# [Stored data]
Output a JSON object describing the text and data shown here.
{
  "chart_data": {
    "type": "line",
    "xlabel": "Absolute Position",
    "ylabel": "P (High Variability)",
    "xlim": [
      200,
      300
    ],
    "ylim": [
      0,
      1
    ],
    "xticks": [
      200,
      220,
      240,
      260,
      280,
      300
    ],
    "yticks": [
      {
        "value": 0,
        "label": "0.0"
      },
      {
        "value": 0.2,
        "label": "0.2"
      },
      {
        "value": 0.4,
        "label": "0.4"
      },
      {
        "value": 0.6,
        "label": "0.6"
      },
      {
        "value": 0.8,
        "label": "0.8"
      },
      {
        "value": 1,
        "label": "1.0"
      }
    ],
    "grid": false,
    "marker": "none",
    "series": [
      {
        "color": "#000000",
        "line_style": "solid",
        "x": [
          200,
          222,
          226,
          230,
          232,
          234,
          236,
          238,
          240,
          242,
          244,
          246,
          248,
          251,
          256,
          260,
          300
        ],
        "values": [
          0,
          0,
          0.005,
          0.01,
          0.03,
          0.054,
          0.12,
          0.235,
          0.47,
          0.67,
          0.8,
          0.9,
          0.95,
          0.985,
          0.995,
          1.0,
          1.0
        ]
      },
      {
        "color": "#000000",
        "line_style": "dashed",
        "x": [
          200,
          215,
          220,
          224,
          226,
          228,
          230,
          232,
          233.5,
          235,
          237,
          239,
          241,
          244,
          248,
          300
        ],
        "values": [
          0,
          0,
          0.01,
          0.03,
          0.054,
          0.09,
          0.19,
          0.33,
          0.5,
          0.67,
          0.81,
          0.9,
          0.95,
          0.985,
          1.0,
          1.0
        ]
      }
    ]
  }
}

# [Your instructions]
Please set down the whole listing above without altering a single line.

# [Result of this task]
Output a JSON object describing the text and data shown here.
{
  "chart_data": {
    "type": "line",
    "xlabel": "Absolute Position",
    "ylabel": "P (High Variability)",
    "xlim": [
      200,
      300
    ],
    "ylim": [
      0,
      1
    ],
    "xticks": [
      200,
      220,
      240,
      260,
      280,
      300
    ],
    "yticks": [
      {
        "value": 0,
        "label": "0.0"
      },
      {
        "value": 0.2,
        "label": "0.2"
      },
      {
        "value": 0.4,
        "label": "0.4"
      },
      {
        "value": 0.6,
        "label": "0.6"
      },
      {
        "value": 0.8,
        "label": "0.8"
      },
      {
        "value": 1,
        "label": "1.0"
      }
    ],
    "grid": false,
    "marker": "none",
    "series": [
      {
        "color": "#000000",
        "line_style": "solid",
        "x": [
          200,
          222,
          226,
          230,
          232,
          234,
          236,
          238,
          240,
          242,
          244,
          246,
          248,
          251,
          256,
          260,
          300
        ],
        "values": [
          0,
          0,
          0.005,
          0.01,
          0.03,
          0.054,
          0.12,
          0.235,
          0.47,
          0.67,
          0.8,
          0.9,
          0.95,
          0.985,
          0.995,
          1.0,
          1.0
        ]
      },
      {
        "color": "#000000",
        "line_style": "dashed",
        "x": [
          200,
          215,
          220,
          224,
          226,
          228,
          230,
          232,
          233.5,
          235,
          237,
          239,
          241,
          244,
          248,
          300
        ],
        "values": [
          0,
          0,
          0.01,
          0.03,
          0.054,
          0.09,
          0.19,
          0.33,
          0.5,
          0.67,
          0.81,
          0.9,
          0.95,
          0.985,
          1.0,
          1.0
        ]
      }
    ]
  }
}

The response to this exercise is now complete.